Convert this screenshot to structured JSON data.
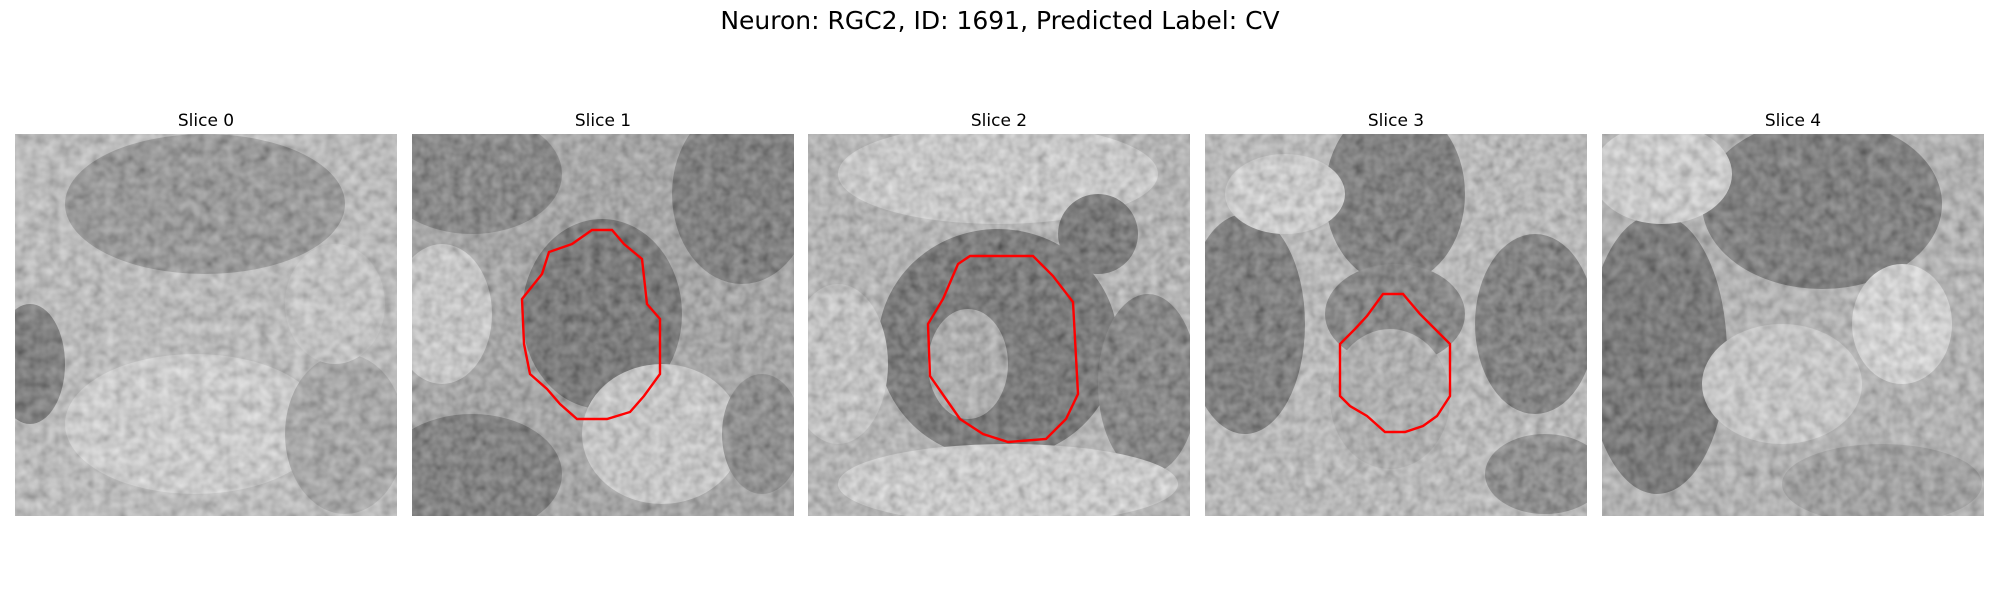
{
  "figure": {
    "title": "Neuron: RGC2, ID: 1691, Predicted Label: CV",
    "contour_color": "#ff0000"
  },
  "slices": [
    {
      "title": "Slice 0",
      "contour": null
    },
    {
      "title": "Slice 1",
      "contour": "ring"
    },
    {
      "title": "Slice 2",
      "contour": "ring"
    },
    {
      "title": "Slice 3",
      "contour": "ring"
    },
    {
      "title": "Slice 4",
      "contour": null
    }
  ]
}
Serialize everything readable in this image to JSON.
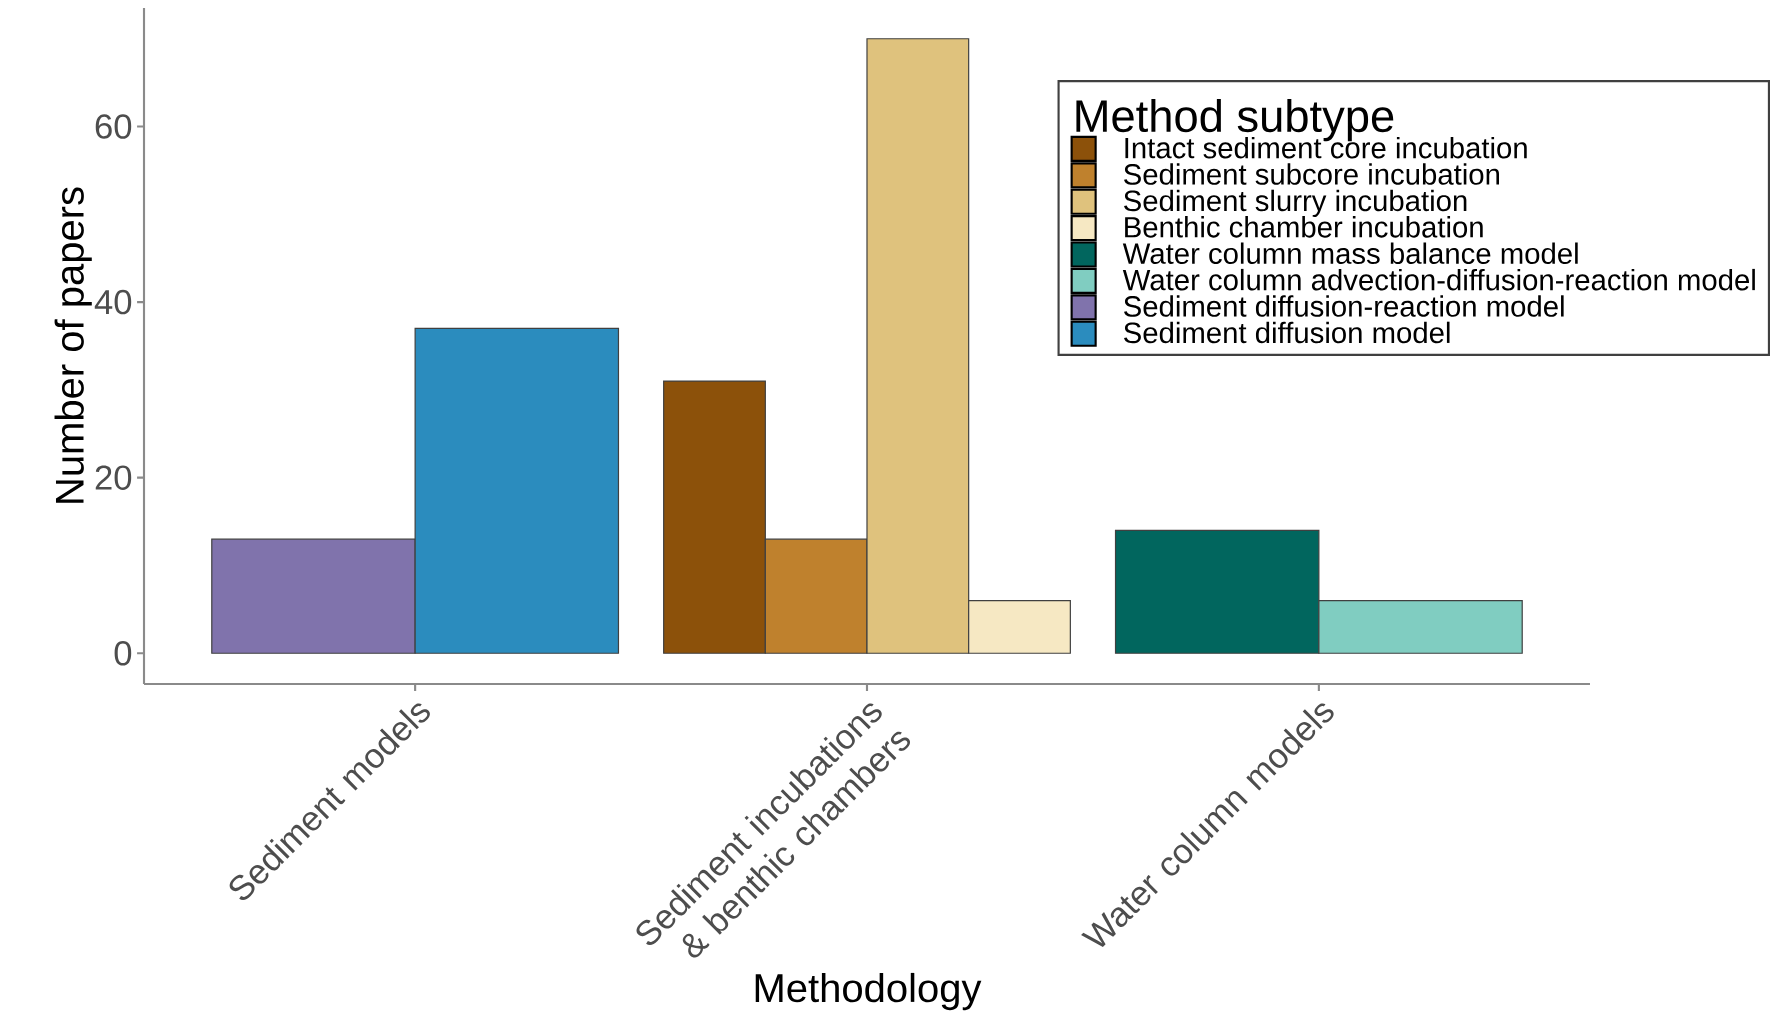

Task goal:
Leave out the pictures and transcribe the entries above exactly.

Written response:
Convert this screenshot to structured JSON data.
{
  "figure": {
    "title": "Neuron: RGC2, ID: 1691, Predicted Label: CV",
    "contour_color": "#ff0000"
  },
  "slices": [
    {
      "title": "Slice 0",
      "contour": null
    },
    {
      "title": "Slice 1",
      "contour": "ring"
    },
    {
      "title": "Slice 2",
      "contour": "ring"
    },
    {
      "title": "Slice 3",
      "contour": "ring"
    },
    {
      "title": "Slice 4",
      "contour": null
    }
  ]
}
Serialize everything readable in this image to JSON.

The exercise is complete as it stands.